● WHAT YOU NEED TO DO
The required output is the exact sequence of lines from the line holding "Convert this screenshot" to the end of the records, inclusive.

● Entries from a dataset
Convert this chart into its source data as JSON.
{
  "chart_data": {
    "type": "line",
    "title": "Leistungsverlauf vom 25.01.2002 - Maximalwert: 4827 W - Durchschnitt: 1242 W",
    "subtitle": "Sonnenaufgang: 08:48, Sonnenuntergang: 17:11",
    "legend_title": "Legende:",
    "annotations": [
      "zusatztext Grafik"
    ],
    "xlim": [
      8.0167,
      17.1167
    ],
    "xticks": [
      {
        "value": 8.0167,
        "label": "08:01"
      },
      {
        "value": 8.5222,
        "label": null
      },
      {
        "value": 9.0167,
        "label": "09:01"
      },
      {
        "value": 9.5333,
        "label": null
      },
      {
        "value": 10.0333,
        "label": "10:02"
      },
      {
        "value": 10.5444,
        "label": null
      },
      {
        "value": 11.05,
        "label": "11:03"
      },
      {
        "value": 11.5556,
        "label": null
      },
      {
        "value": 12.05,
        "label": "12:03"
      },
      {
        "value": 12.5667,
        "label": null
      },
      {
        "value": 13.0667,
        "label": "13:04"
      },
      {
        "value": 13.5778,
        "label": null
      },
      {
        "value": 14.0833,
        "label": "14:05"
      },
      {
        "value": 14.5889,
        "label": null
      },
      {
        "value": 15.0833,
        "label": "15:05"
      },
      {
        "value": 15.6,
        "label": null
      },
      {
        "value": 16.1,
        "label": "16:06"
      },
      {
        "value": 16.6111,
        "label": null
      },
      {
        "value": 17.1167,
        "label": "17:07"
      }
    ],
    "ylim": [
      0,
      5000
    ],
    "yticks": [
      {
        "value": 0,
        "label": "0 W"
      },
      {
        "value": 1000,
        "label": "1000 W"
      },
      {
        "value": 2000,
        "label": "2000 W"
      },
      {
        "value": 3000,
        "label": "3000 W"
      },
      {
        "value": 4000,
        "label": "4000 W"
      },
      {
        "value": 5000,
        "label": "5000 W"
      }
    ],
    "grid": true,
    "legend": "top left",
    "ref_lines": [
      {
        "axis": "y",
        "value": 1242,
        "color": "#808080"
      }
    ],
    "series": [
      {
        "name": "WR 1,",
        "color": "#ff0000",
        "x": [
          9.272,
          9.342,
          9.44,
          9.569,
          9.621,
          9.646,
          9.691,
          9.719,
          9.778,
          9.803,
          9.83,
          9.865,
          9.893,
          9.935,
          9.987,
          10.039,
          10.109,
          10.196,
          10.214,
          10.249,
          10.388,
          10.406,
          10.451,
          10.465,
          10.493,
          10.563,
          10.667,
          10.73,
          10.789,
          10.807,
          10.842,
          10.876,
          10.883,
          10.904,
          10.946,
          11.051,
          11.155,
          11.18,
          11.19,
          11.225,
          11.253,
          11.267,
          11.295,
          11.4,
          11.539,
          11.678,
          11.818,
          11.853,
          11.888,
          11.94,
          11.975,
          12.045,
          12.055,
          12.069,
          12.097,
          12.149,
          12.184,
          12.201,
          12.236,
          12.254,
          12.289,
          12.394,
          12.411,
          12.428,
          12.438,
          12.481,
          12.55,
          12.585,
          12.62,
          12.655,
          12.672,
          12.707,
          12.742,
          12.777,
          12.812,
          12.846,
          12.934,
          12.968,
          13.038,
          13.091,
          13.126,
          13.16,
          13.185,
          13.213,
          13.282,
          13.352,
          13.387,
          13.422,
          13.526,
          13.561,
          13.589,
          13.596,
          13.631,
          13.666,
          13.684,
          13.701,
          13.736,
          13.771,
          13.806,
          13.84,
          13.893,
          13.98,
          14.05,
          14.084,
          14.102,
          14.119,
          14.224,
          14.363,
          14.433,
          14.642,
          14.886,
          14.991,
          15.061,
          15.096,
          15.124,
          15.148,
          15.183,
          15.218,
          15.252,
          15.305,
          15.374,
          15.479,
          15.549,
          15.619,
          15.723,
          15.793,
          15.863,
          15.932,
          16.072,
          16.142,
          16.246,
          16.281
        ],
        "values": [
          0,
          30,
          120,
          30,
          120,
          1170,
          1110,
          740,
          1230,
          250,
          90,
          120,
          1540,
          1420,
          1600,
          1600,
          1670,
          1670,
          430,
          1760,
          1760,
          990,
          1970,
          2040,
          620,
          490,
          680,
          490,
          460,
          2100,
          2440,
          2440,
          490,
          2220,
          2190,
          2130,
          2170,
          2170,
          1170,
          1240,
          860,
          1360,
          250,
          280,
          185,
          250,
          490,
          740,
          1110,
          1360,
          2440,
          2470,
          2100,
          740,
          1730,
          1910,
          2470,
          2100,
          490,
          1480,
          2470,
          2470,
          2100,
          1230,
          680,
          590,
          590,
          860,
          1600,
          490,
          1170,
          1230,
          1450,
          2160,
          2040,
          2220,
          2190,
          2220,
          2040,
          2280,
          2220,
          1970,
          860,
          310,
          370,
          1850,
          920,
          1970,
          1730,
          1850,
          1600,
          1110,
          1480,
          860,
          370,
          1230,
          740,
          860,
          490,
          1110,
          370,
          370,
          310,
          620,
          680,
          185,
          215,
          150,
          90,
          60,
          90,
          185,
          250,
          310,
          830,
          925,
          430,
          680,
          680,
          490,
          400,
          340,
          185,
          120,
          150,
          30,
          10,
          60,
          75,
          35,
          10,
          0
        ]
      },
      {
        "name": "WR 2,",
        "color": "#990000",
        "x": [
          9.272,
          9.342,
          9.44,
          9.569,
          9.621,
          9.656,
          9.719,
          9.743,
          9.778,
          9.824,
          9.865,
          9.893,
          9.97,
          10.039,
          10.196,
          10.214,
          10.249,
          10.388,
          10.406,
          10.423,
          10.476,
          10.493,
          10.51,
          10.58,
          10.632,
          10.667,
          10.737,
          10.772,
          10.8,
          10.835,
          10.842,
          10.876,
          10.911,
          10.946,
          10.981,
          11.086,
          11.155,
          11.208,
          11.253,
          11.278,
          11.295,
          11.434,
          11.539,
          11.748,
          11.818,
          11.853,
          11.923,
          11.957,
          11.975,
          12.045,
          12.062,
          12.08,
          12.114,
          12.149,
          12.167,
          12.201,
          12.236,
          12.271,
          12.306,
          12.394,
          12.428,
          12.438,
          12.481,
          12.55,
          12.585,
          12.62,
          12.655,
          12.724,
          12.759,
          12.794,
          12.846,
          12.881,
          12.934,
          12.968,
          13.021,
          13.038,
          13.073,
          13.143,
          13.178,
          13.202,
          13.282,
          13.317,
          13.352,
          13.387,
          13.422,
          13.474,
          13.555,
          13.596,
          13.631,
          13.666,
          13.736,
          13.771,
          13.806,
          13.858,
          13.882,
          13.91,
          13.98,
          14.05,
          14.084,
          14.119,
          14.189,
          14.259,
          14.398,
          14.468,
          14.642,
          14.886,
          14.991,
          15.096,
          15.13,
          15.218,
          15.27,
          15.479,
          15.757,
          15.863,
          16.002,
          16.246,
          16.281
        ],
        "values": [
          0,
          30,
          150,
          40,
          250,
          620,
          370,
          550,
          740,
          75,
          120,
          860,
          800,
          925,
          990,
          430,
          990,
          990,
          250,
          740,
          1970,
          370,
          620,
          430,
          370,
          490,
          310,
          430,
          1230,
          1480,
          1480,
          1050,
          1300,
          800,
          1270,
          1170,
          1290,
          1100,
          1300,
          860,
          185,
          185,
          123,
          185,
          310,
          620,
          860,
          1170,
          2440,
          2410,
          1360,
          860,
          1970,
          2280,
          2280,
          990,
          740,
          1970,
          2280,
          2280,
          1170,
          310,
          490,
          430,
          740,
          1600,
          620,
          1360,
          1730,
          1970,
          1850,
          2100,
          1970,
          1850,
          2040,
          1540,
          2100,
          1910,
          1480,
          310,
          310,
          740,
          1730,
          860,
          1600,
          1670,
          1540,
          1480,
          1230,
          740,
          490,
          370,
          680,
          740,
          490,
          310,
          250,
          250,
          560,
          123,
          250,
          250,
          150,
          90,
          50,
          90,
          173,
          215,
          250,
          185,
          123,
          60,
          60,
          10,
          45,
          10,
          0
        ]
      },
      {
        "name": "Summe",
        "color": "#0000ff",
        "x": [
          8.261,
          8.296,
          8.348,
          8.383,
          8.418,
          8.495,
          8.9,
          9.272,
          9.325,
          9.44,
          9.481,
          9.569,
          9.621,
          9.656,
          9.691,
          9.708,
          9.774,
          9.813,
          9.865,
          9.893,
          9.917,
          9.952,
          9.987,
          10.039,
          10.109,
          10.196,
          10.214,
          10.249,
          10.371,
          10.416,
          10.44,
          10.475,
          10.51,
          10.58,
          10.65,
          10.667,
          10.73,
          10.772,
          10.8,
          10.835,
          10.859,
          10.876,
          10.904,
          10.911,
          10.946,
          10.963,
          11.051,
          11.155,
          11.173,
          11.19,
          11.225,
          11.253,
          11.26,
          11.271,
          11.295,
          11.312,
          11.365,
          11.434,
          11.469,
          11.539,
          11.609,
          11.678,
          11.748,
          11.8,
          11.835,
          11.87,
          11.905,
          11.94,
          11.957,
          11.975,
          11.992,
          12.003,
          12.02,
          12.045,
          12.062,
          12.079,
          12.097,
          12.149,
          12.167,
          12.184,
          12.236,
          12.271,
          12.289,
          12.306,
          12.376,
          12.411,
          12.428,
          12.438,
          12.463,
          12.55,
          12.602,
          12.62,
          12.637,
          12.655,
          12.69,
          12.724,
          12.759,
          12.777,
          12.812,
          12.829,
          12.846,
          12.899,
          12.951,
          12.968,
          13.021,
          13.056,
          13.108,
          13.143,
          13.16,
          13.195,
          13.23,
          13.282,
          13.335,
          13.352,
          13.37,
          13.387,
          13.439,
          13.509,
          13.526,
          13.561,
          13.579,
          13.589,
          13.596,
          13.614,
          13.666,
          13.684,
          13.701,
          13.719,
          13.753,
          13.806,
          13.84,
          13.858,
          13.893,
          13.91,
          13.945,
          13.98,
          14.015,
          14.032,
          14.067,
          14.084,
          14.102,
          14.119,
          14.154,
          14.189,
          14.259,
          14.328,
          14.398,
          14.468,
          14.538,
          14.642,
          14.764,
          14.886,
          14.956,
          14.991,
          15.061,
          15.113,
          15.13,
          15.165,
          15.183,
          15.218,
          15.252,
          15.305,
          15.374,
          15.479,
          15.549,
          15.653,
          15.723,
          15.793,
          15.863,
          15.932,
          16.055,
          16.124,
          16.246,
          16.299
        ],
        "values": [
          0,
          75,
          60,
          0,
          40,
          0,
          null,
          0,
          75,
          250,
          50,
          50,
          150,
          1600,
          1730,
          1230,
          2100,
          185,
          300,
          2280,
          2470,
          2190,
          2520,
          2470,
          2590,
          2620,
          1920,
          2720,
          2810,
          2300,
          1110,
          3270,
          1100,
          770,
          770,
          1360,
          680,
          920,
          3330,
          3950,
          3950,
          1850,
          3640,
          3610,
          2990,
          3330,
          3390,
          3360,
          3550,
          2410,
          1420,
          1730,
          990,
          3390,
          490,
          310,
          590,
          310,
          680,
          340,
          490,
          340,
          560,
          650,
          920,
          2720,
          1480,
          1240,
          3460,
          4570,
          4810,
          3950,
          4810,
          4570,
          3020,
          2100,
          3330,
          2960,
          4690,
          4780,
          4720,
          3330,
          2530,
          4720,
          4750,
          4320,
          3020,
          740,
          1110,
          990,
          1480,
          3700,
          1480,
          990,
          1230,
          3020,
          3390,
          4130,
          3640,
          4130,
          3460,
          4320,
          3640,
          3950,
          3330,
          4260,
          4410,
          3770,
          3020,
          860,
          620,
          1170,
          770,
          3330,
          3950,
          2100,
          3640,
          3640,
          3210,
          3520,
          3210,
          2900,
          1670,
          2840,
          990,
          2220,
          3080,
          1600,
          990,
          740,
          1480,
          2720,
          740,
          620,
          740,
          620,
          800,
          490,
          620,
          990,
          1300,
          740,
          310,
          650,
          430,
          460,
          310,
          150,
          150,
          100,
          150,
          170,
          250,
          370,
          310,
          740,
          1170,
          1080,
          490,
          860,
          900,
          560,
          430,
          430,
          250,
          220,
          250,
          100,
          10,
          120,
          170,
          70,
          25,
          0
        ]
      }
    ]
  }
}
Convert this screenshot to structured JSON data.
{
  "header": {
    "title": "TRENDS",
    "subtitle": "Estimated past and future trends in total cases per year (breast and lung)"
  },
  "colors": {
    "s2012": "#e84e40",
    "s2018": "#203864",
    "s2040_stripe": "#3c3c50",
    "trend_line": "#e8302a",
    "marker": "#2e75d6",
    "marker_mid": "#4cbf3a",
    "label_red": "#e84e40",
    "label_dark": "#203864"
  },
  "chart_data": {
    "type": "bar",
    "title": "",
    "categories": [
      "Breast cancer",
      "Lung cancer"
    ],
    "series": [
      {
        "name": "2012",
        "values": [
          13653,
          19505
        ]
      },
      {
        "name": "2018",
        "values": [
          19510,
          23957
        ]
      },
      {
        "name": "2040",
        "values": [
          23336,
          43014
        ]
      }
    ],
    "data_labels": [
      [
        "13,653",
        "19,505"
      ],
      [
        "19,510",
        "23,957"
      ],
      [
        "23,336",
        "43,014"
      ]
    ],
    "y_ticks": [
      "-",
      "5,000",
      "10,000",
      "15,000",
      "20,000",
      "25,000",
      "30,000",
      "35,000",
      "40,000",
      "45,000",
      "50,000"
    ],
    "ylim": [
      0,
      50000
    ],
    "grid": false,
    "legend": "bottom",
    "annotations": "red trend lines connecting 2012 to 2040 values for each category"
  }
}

● EXERCISE ANSWER
Convert this screenshot to structured JSON data.
{
  "header": {
    "title": "TRENDS",
    "subtitle": "Estimated past and future trends in total cases per year (breast and lung)"
  },
  "colors": {
    "s2012": "#e84e40",
    "s2018": "#203864",
    "s2040_stripe": "#3c3c50",
    "trend_line": "#e8302a",
    "marker": "#2e75d6",
    "marker_mid": "#4cbf3a",
    "label_red": "#e84e40",
    "label_dark": "#203864"
  },
  "chart_data": {
    "type": "bar",
    "title": "",
    "categories": [
      "Breast cancer",
      "Lung cancer"
    ],
    "series": [
      {
        "name": "2012",
        "values": [
          13653,
          19505
        ]
      },
      {
        "name": "2018",
        "values": [
          19510,
          23957
        ]
      },
      {
        "name": "2040",
        "values": [
          23336,
          43014
        ]
      }
    ],
    "data_labels": [
      [
        "13,653",
        "19,505"
      ],
      [
        "19,510",
        "23,957"
      ],
      [
        "23,336",
        "43,014"
      ]
    ],
    "y_ticks": [
      "-",
      "5,000",
      "10,000",
      "15,000",
      "20,000",
      "25,000",
      "30,000",
      "35,000",
      "40,000",
      "45,000",
      "50,000"
    ],
    "ylim": [
      0,
      50000
    ],
    "grid": false,
    "legend": "bottom",
    "annotations": "red trend lines connecting 2012 to 2040 values for each category"
  }
}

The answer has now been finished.